**DATASET RECORDS:**
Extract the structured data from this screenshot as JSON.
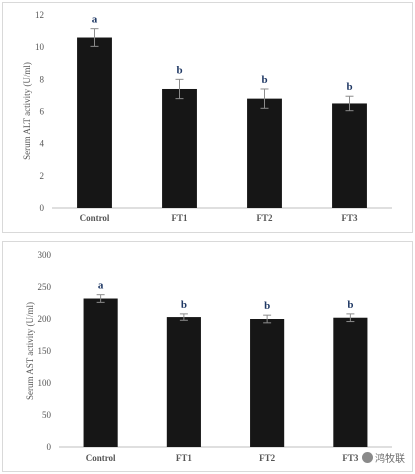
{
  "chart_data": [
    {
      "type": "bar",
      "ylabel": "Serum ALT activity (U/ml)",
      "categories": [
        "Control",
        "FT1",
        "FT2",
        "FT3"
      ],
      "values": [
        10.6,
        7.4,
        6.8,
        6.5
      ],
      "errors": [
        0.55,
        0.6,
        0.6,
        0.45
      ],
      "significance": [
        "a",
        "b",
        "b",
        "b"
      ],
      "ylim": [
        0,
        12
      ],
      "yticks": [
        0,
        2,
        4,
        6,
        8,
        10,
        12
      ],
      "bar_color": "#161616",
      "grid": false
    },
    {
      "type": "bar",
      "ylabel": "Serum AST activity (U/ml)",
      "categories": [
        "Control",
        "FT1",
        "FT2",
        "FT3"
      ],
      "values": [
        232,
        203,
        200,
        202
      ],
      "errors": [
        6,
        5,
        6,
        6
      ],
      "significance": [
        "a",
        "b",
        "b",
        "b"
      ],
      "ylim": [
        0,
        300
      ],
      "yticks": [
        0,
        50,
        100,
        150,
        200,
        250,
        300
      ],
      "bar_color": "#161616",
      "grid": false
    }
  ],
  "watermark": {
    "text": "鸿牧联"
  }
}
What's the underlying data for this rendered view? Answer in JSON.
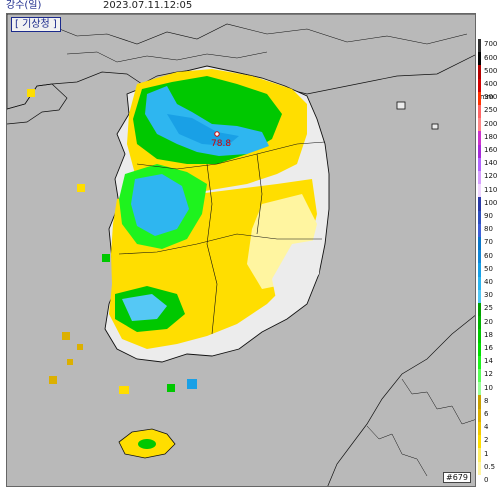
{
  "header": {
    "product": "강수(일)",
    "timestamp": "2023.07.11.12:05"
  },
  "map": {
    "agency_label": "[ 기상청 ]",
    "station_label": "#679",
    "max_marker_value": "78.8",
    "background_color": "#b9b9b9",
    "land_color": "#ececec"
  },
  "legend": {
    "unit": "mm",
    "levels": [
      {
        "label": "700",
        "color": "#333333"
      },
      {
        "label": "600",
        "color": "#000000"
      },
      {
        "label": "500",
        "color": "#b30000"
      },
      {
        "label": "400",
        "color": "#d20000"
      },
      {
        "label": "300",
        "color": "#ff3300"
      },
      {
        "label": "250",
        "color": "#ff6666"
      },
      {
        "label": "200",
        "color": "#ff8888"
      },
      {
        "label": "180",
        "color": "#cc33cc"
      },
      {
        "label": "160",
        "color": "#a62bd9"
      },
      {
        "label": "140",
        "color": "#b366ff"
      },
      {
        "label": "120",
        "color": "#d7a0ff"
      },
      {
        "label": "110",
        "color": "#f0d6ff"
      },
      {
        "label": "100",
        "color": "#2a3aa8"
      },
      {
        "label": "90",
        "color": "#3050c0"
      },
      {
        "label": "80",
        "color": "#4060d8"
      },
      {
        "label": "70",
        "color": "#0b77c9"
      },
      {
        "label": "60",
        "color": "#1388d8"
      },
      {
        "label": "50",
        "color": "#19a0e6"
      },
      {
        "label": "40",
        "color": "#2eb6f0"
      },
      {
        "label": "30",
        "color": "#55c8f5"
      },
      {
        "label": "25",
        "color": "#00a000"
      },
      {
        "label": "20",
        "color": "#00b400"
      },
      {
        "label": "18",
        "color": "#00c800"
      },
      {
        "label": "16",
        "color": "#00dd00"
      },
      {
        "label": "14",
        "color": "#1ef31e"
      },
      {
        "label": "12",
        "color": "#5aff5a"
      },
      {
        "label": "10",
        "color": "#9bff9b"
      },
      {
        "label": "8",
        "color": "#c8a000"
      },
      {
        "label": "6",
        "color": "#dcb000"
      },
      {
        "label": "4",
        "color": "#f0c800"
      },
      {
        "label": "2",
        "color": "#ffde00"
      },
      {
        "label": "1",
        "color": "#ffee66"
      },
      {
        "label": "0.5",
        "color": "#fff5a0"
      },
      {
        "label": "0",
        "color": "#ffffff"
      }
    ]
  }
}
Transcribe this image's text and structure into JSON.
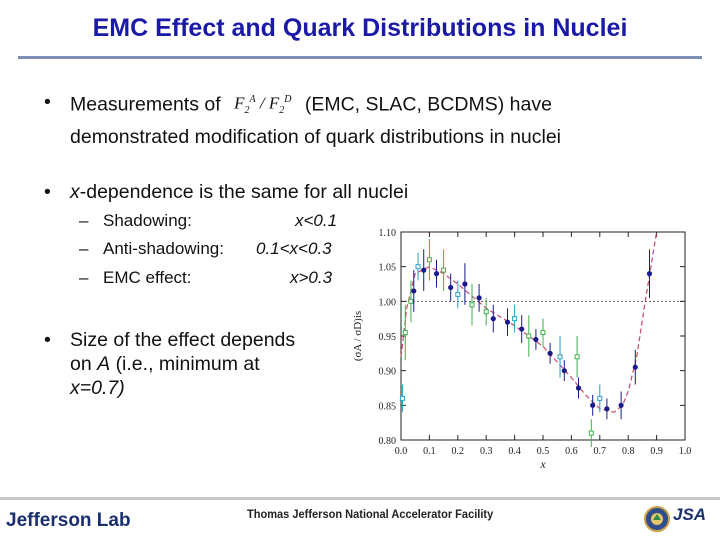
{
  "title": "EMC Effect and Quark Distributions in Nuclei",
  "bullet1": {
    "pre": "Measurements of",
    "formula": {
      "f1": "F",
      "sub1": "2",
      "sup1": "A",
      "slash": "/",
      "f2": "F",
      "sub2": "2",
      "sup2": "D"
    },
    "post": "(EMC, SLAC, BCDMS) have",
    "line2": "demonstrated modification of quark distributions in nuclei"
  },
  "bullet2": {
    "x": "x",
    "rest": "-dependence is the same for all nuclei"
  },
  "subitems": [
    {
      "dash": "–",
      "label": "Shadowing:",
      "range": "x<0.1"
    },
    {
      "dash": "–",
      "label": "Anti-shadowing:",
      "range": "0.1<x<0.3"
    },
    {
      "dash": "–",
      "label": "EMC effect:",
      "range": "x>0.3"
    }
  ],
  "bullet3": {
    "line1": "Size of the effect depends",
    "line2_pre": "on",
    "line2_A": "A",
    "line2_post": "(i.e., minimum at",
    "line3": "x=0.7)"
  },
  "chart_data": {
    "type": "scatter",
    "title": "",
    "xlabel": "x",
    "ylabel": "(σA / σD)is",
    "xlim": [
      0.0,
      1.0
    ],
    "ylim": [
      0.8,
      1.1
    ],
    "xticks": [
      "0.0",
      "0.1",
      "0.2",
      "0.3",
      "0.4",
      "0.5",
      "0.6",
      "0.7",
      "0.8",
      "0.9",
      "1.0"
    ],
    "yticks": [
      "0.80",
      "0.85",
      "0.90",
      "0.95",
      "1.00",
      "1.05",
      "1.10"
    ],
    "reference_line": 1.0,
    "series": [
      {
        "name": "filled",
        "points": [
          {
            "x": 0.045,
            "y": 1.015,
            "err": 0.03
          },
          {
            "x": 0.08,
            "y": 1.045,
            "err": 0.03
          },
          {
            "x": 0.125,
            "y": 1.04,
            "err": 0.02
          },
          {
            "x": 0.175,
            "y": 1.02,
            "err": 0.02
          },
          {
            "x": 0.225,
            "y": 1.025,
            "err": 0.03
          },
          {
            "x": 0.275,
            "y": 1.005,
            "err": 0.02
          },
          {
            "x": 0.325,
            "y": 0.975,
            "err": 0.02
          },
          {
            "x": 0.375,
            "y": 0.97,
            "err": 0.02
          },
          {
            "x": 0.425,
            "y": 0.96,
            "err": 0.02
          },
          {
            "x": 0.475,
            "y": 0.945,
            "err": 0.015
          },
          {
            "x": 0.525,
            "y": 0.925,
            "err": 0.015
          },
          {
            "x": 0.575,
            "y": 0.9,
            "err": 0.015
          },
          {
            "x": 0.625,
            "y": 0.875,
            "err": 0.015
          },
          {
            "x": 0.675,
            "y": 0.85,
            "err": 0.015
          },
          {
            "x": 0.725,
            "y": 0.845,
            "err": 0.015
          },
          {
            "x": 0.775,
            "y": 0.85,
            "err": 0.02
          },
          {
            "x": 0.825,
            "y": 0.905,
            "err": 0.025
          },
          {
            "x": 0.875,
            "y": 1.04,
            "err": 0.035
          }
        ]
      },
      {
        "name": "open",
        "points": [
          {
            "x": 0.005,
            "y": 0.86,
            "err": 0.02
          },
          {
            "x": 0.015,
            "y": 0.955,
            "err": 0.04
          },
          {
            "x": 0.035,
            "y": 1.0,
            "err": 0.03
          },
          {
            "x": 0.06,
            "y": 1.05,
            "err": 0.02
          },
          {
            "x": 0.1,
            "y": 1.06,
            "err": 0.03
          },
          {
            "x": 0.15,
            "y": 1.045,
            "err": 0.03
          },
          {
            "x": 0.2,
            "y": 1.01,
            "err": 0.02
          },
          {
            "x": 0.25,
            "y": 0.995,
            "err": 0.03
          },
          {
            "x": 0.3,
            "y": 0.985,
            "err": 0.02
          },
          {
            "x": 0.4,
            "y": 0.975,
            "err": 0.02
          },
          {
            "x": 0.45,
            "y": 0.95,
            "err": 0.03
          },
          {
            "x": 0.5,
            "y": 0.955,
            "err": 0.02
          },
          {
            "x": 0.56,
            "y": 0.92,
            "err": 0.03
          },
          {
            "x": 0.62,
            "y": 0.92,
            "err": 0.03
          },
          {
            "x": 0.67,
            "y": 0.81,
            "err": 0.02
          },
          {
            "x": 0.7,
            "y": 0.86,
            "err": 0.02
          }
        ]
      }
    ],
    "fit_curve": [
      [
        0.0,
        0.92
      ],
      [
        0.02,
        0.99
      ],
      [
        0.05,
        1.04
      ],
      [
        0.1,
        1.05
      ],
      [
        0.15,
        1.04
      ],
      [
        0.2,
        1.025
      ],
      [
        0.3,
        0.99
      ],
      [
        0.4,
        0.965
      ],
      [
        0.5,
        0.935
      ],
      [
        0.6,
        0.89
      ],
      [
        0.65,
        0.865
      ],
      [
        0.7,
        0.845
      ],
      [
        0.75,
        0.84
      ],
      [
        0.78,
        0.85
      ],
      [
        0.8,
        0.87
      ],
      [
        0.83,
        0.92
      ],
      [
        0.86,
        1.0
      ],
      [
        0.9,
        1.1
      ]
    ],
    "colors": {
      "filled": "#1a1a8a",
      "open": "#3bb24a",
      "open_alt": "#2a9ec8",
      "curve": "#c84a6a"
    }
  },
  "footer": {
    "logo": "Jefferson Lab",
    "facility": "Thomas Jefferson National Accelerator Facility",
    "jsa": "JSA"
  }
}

**GOAL:** Of the lines above, copy each that contains "Serum".

**REPLY TO THE EXERCISE:**
      "ylabel": "Serum ALT activity (U/ml)",
      "ylabel": "Serum AST activity (U/ml)",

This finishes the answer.